THE RECORDS →
============================================================

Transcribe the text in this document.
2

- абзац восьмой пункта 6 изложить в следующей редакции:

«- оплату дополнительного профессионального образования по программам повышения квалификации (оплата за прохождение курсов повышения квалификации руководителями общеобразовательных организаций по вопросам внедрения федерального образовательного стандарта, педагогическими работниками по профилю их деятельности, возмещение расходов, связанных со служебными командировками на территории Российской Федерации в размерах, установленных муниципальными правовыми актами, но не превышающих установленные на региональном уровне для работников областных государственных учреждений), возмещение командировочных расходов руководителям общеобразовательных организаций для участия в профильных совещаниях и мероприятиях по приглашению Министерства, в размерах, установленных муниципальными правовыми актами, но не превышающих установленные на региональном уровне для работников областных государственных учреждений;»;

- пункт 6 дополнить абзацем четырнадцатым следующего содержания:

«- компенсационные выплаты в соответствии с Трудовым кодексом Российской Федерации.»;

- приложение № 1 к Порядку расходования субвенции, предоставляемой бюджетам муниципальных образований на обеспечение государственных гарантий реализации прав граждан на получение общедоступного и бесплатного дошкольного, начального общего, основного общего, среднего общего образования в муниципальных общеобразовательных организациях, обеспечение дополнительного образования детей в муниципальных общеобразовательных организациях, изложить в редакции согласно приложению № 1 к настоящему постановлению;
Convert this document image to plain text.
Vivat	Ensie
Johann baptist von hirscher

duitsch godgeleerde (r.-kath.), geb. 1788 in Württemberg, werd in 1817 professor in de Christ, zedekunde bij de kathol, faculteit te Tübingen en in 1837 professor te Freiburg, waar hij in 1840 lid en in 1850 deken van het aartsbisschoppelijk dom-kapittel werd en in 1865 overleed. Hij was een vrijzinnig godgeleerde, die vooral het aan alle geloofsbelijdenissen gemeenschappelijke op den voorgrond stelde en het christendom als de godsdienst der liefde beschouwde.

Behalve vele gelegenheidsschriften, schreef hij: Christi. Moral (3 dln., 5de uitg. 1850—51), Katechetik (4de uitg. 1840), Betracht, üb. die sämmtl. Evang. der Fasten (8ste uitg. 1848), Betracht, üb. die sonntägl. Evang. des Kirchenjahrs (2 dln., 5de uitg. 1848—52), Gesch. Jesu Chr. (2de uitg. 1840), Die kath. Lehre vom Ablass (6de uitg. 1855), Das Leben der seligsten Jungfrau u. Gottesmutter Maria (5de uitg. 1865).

============================================================

YOUR OBJECTIVE → Read the data above and pull out each line that holds the string "document".

TASK SOLUTION →
Transcribe the text in this document.
Convert this document image to plain text.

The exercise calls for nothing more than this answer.